Exercise requirements:
**1.** Reproduce everything in the passage on measuring API performance from "Besides this you" down to "your load-reports in.".
**2.** In the passage on measuring API performance, how is the duration usually computed and represented?

Given text:

Your performance data should include at least:

  • Timestamp, when it happened
  • URL, the full url
  • Duration, the time it took to execute

Additionally I would add:

  • Domain, which business domain
  • API function, which exact function was hit
  • User Agent
  • Localization, which localization was used for the request

Most important is of course Duration and URL. I usually compute the duration as seconds representing it with floating point value. Some pseudo-code for the measurement would perhaps look like:

    double tStartInSeconds = Now();
    FunctionToBeMeasured();
    double tDurationSec = Now() - tStartInSeconds();
    PerformanceLog.Write(DateTime(), URL, "FunctionToBeMeasured", tDurationSec, "TheDomain",request.UserAgent, request.URL);

Normally you can hook this into your web-service framework as a middle ware function, like:

    /// in you API setup, note this will different depending on your framework
    RequestHandler.AddHandler(PerfMiddleWare);
    /// somewhere further down
    void PerfMiddleWare(Handler next, Request request, Response response) {
        double tStartInSeconds = Now();
        Next();
        double tDurationSec = Now() - tStartInSeconds();
        PerformanceLog.Write(DateTime(), URL, "FunctionToBeMeasured", tDurationSec, "TheDomain",request.UserAgent, request.URL);
    }

#Where/When to measure You need several types of measurements, under various conditions. For example:

  • Ideal conditions, single user - no server load
  • Medium conditions, with an average load on the server
  • Extreme conditions, with high load on the server

Besides this you need a few measurements per function to get your averages in order. Depending on your environment there are several tools out there to generate load. Use them! There are also databases you can use to store your load-reports in.

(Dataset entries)
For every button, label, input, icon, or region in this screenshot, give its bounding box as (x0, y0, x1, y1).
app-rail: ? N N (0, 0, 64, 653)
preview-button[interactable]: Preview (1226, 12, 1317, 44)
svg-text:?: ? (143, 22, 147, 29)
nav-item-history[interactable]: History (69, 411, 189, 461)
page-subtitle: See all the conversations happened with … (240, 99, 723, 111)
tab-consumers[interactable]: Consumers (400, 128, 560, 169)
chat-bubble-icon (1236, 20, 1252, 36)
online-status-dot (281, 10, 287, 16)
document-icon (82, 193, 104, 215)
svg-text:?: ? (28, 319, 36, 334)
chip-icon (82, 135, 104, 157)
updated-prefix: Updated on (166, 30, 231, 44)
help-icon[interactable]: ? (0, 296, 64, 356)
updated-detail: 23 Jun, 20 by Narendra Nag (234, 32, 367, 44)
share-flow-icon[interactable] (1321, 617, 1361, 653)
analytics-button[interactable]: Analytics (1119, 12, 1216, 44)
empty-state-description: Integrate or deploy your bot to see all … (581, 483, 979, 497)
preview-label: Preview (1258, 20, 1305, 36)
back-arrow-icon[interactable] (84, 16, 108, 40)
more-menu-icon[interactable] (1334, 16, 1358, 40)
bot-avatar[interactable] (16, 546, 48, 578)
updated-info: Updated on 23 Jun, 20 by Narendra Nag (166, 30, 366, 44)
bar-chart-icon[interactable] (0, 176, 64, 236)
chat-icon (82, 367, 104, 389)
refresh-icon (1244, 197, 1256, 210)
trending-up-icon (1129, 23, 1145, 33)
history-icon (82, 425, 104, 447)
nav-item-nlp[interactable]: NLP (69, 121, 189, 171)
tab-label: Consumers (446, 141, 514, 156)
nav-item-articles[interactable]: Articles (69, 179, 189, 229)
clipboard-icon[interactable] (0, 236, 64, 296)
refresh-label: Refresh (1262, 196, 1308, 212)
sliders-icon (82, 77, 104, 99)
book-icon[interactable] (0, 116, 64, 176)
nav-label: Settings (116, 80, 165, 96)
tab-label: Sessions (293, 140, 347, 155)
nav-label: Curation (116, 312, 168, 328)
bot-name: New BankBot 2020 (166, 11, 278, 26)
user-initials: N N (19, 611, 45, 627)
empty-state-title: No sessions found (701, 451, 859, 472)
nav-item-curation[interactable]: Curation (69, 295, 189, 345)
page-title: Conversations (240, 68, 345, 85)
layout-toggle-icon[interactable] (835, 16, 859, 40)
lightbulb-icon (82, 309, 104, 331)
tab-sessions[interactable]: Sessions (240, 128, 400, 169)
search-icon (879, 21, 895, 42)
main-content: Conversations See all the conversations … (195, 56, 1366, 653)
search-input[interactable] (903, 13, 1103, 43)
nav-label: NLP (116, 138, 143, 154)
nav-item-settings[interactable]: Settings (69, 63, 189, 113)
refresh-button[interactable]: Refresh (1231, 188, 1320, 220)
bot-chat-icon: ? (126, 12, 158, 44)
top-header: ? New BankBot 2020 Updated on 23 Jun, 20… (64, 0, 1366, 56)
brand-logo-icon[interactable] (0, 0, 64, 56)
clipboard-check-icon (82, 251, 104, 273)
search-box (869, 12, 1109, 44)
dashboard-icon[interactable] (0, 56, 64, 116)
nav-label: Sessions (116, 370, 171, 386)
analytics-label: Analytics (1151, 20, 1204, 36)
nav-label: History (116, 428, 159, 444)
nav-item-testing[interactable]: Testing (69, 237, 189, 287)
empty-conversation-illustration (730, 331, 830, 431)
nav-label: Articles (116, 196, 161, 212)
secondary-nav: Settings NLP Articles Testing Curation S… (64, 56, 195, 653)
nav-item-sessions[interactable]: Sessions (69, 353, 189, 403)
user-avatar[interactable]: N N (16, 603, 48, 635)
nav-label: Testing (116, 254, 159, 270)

Answer section:
**1.**
Besides this you need a few measurements per function to get your averages in order. Depending on your environment there are several tools out there to generate load. Use them! There are also databases you can use to store your load-reports in.

**2.** As seconds, represented with a floating-point value.